[EXERCISE GOAL]:
Check each line of the material. Copy those containing "does".
*** GIVEN ENTRIES
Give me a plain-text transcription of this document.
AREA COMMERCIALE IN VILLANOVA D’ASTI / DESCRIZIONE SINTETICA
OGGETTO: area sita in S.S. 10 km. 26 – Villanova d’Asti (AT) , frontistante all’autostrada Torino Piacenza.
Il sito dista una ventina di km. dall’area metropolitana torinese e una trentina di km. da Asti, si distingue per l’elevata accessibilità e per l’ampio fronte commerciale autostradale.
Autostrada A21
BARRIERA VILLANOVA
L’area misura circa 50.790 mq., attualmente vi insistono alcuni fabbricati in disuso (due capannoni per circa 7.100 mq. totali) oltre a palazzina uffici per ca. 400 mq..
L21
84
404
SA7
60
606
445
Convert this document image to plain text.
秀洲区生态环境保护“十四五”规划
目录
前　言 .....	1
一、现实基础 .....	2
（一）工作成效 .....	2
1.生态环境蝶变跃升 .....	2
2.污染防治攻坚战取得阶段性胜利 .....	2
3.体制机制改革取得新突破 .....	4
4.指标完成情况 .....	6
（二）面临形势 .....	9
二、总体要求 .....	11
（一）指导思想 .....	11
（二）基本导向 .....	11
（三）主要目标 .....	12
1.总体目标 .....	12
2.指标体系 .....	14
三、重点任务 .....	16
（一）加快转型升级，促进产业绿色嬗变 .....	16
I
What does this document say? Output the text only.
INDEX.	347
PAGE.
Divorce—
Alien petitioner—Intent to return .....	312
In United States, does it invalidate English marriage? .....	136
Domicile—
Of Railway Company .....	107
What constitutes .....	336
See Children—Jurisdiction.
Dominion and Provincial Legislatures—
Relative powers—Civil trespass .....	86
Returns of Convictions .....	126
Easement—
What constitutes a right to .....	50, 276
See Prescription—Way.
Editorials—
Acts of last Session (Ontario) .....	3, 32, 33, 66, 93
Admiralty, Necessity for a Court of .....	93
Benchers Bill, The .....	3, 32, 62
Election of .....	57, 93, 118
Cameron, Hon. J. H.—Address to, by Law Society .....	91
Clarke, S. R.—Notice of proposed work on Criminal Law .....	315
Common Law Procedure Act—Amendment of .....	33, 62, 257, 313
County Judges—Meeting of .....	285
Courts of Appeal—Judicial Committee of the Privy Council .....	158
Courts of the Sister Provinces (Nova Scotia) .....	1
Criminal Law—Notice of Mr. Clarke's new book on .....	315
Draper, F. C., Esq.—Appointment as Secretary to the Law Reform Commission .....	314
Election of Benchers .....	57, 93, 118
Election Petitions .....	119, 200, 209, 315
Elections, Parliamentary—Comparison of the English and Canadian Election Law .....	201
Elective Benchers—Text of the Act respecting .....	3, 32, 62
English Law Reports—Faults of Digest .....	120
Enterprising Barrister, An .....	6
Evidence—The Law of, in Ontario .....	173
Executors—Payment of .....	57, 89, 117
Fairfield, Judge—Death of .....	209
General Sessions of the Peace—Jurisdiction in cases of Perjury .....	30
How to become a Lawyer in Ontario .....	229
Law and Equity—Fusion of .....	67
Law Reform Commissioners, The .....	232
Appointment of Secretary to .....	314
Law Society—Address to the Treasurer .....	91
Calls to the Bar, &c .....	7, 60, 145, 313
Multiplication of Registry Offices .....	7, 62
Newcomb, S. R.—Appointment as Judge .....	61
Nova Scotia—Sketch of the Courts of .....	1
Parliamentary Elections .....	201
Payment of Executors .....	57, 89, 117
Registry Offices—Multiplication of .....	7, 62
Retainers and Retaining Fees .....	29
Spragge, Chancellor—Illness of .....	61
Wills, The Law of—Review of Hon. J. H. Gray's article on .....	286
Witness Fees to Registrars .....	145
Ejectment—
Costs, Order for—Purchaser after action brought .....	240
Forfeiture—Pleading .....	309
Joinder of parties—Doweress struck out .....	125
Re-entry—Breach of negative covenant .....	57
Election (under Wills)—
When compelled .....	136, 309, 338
******
[EXERCISE RESULT]:
What does this document say? Output the text only.
In United States, does it invalidate English marriage? .....	136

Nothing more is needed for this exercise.